Saved entries
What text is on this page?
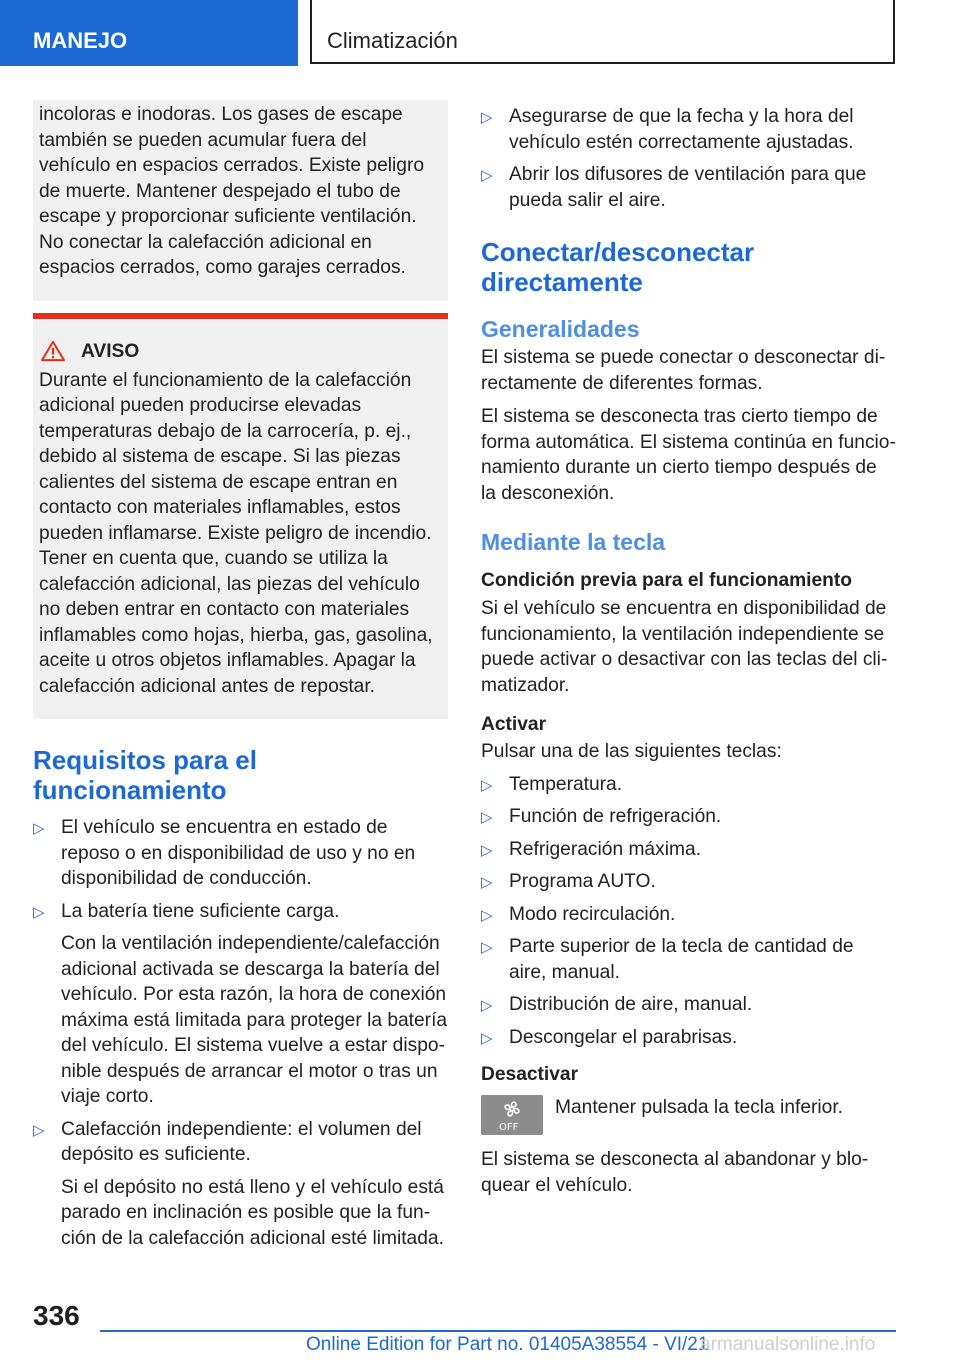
MANEJO	Climatización

incoloras e inodoras. Los gases de escape también se pueden acumular fuera del vehículo en espacios cerrados. Existe peligro de muerte. Mantener despejado el tubo de escape y proporcionar suficiente ventilación. No conectar la calefacción adicional en espacios cerrados, como garajes cerrados.

AVISO

Durante el funcionamiento de la calefacción adicional pueden producirse elevadas temperaturas debajo de la carrocería, p. ej., debido al sistema de escape. Si las piezas calientes del sistema de escape entran en contacto con materiales inflamables, estos pueden inflamarse. Existe peligro de incendio. Tener en cuenta que, cuando se utiliza la calefacción adicional, las piezas del vehículo no deben entrar en contacto con materiales inflamables como hojas, hierba, gas, gasolina, aceite u otros objetos inflamables. Apagar la calefacción adicional antes de repostar.

Requisitos para el funcionamiento
▷ El vehículo se encuentra en estado de reposo o en disponibilidad de uso y no en disponibilidad de conducción.

▷ La batería tiene suficiente carga.

Con la ventilación independiente/calefacción adicional activada se descarga la batería del vehículo. Por esta razón, la hora de conexión máxima está limitada para proteger la batería del vehículo. El sistema vuelve a estar disponible después de arrancar el motor o tras un viaje corto.

▷ Calefacción independiente: el volumen del depósito es suficiente.

Si el depósito no está lleno y el vehículo está parado en inclinación es posible que la función de la calefacción adicional esté limitada.

▷ Asegurarse de que la fecha y la hora del vehículo estén correctamente ajustadas.

▷ Abrir los difusores de ventilación para que pueda salir el aire.

Conectar/desconectar directamente
Generalidades

El sistema se puede conectar o desconectar directamente de diferentes formas.

El sistema se desconecta tras cierto tiempo de forma automática. El sistema continúa en funcionamiento durante un cierto tiempo después de la desconexión.

Mediante la tecla
Condición previa para el funcionamiento

Si el vehículo se encuentra en disponibilidad de funcionamiento, la ventilación independiente se puede activar o desactivar con las teclas del climatizador.

Activar

Pulsar una de las siguientes teclas:

▷ Temperatura.

▷ Función de refrigeración.

▷ Refrigeración máxima.

▷ Programa AUTO.

▷ Modo recirculación.

▷ Parte superior de la tecla de cantidad de aire, manual.

▷ Distribución de aire, manual.

▷ Descongelar el parabrisas.

Desactivar
OFF

Mantener pulsada la tecla inferior.

El sistema se desconecta al abandonar y bloquear el vehículo.

336
Online Edition for Part no. 01405A38554 - VI/21
armanualsonline.info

YOUR GOAL
Reproduce the entries above word for word. Pictures stay out.

RESULT OF THIS EXERCISE
What text is on this page?
MANEJO	Climatización

incoloras e inodoras. Los gases de escape también se pueden acumular fuera del vehículo en espacios cerrados. Existe peligro de muerte. Mantener despejado el tubo de escape y proporcionar suficiente ventilación. No conectar la calefacción adicional en espacios cerrados, como garajes cerrados.

AVISO

Durante el funcionamiento de la calefacción adicional pueden producirse elevadas temperaturas debajo de la carrocería, p. ej., debido al sistema de escape. Si las piezas calientes del sistema de escape entran en contacto con materiales inflamables, estos pueden inflamarse. Existe peligro de incendio. Tener en cuenta que, cuando se utiliza la calefacción adicional, las piezas del vehículo no deben entrar en contacto con materiales inflamables como hojas, hierba, gas, gasolina, aceite u otros objetos inflamables. Apagar la calefacción adicional antes de repostar.

Requisitos para el funcionamiento
▷ El vehículo se encuentra en estado de reposo o en disponibilidad de uso y no en disponibilidad de conducción.

▷ La batería tiene suficiente carga.

Con la ventilación independiente/calefacción adicional activada se descarga la batería del vehículo. Por esta razón, la hora de conexión máxima está limitada para proteger la batería del vehículo. El sistema vuelve a estar disponible después de arrancar el motor o tras un viaje corto.

▷ Calefacción independiente: el volumen del depósito es suficiente.

Si el depósito no está lleno y el vehículo está parado en inclinación es posible que la función de la calefacción adicional esté limitada.

▷ Asegurarse de que la fecha y la hora del vehículo estén correctamente ajustadas.

▷ Abrir los difusores de ventilación para que pueda salir el aire.

Conectar/desconectar directamente
Generalidades

El sistema se puede conectar o desconectar directamente de diferentes formas.

El sistema se desconecta tras cierto tiempo de forma automática. El sistema continúa en funcionamiento durante un cierto tiempo después de la desconexión.

Mediante la tecla
Condición previa para el funcionamiento

Si el vehículo se encuentra en disponibilidad de funcionamiento, la ventilación independiente se puede activar o desactivar con las teclas del climatizador.

Activar

Pulsar una de las siguientes teclas:

▷ Temperatura.

▷ Función de refrigeración.

▷ Refrigeración máxima.

▷ Programa AUTO.

▷ Modo recirculación.

▷ Parte superior de la tecla de cantidad de aire, manual.

▷ Distribución de aire, manual.

▷ Descongelar el parabrisas.

Desactivar
OFF

Mantener pulsada la tecla inferior.

El sistema se desconecta al abandonar y bloquear el vehículo.

336
Online Edition for Part no. 01405A38554 - VI/21
armanualsonline.info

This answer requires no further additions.